===== Dataset =====

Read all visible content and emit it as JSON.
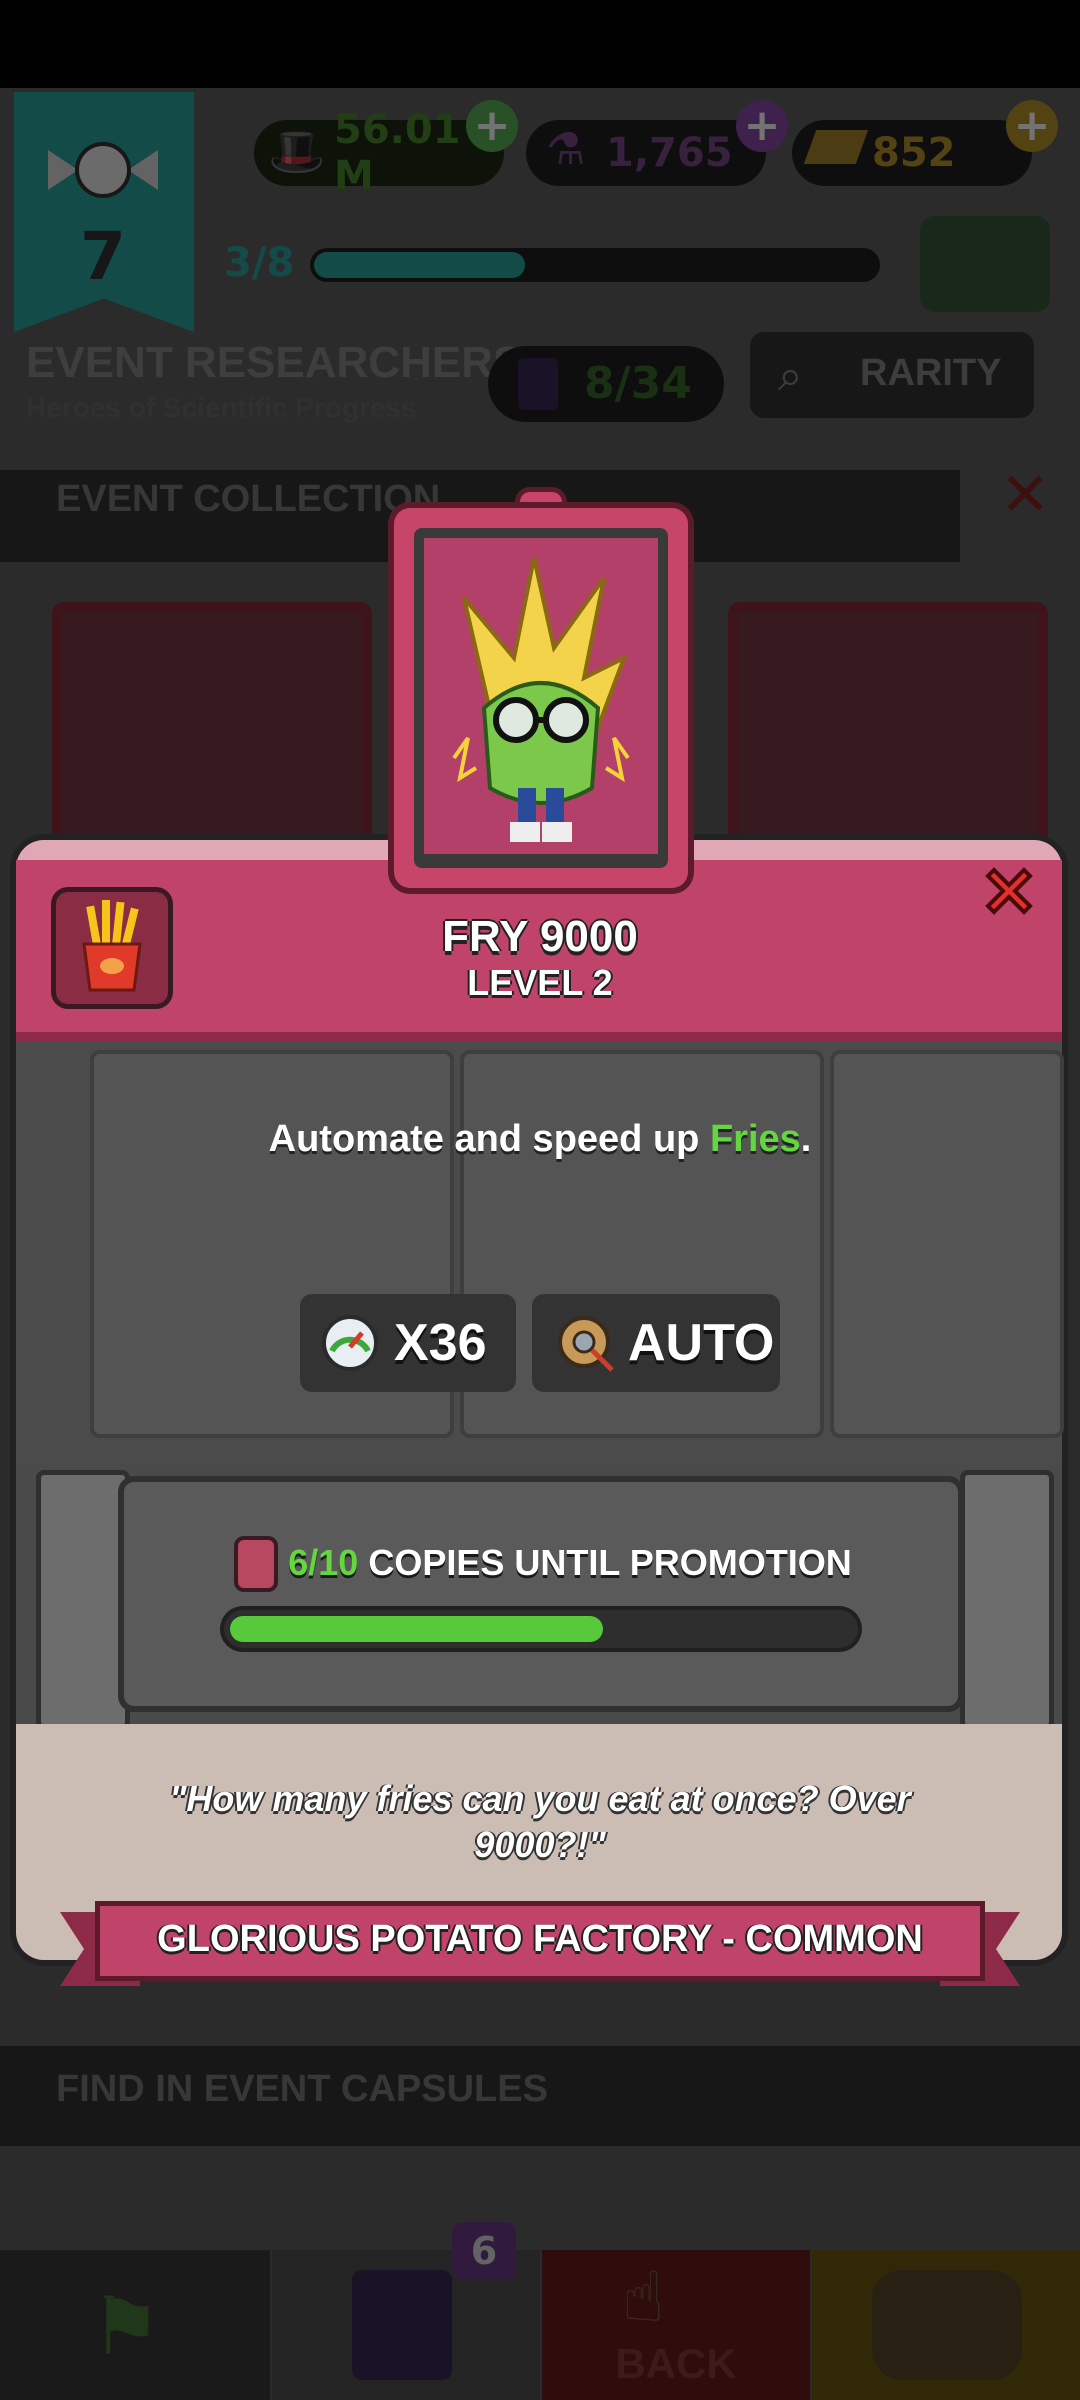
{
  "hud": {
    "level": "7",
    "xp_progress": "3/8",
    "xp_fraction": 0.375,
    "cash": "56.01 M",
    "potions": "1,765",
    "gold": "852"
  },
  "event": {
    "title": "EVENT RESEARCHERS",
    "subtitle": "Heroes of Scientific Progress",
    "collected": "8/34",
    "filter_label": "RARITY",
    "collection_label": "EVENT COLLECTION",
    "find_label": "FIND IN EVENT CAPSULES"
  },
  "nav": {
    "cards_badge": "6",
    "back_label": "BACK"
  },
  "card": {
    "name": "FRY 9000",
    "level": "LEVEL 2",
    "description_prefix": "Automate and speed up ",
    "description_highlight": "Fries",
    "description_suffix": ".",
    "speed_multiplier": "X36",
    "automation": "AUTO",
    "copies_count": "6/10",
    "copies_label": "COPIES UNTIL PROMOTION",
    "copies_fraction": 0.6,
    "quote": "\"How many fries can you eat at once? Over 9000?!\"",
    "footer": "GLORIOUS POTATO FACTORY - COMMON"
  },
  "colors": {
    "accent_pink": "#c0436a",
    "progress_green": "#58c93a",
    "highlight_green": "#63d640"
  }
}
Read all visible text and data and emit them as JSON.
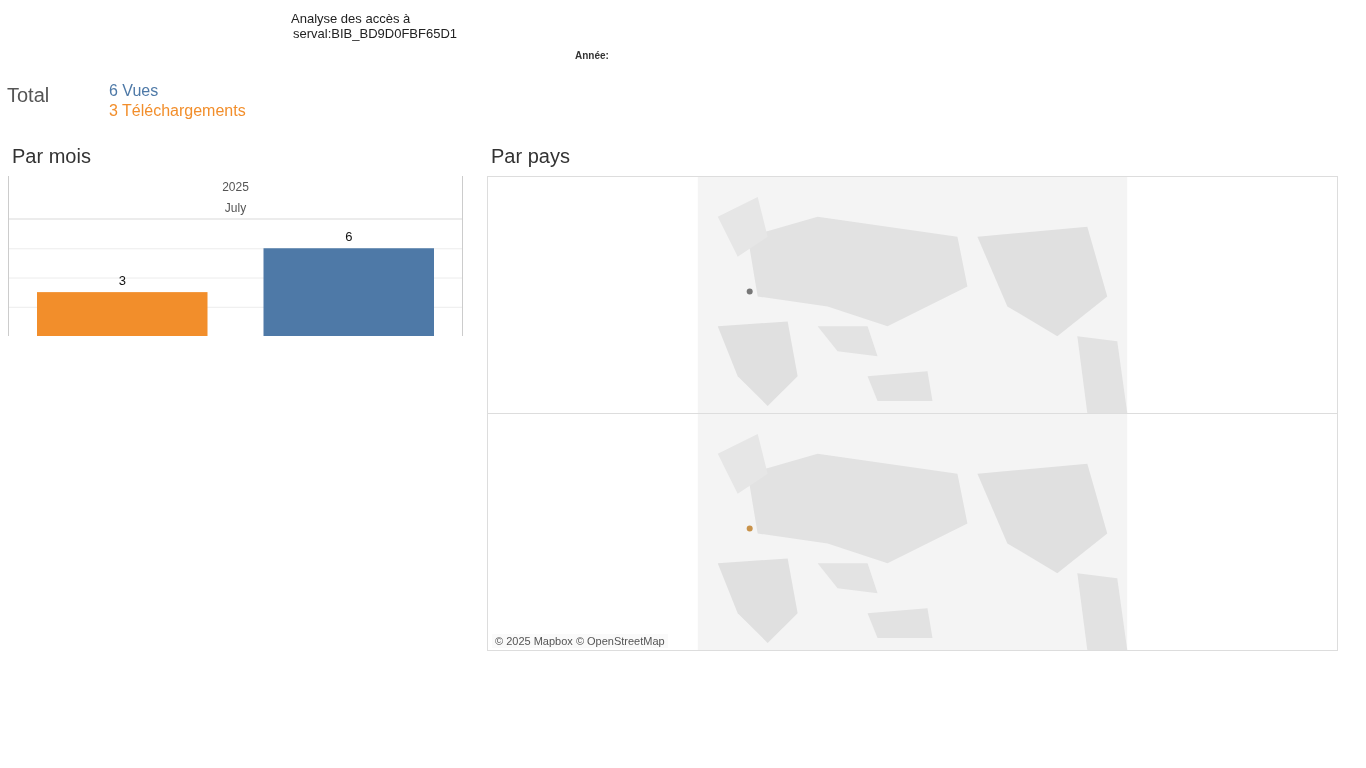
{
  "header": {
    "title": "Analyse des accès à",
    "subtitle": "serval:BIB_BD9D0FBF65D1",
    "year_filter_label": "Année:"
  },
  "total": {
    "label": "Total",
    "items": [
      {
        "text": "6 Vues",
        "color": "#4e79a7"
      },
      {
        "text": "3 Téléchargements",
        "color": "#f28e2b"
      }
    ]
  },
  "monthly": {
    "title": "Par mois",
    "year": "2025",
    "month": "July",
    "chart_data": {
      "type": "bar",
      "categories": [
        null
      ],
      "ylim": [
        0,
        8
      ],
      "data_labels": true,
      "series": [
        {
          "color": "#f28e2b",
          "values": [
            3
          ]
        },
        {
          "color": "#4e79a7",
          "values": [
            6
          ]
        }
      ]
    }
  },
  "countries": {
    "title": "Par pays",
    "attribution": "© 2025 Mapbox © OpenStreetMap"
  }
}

=====

**Task to carry out:**
Copy out each line that contains the word "subtitle".

**Answer to this problem:**
    "subtitle": "Heroes of Scientific Progress",
    "subtitle": "serval:BIB_BD9D0FBF65D1",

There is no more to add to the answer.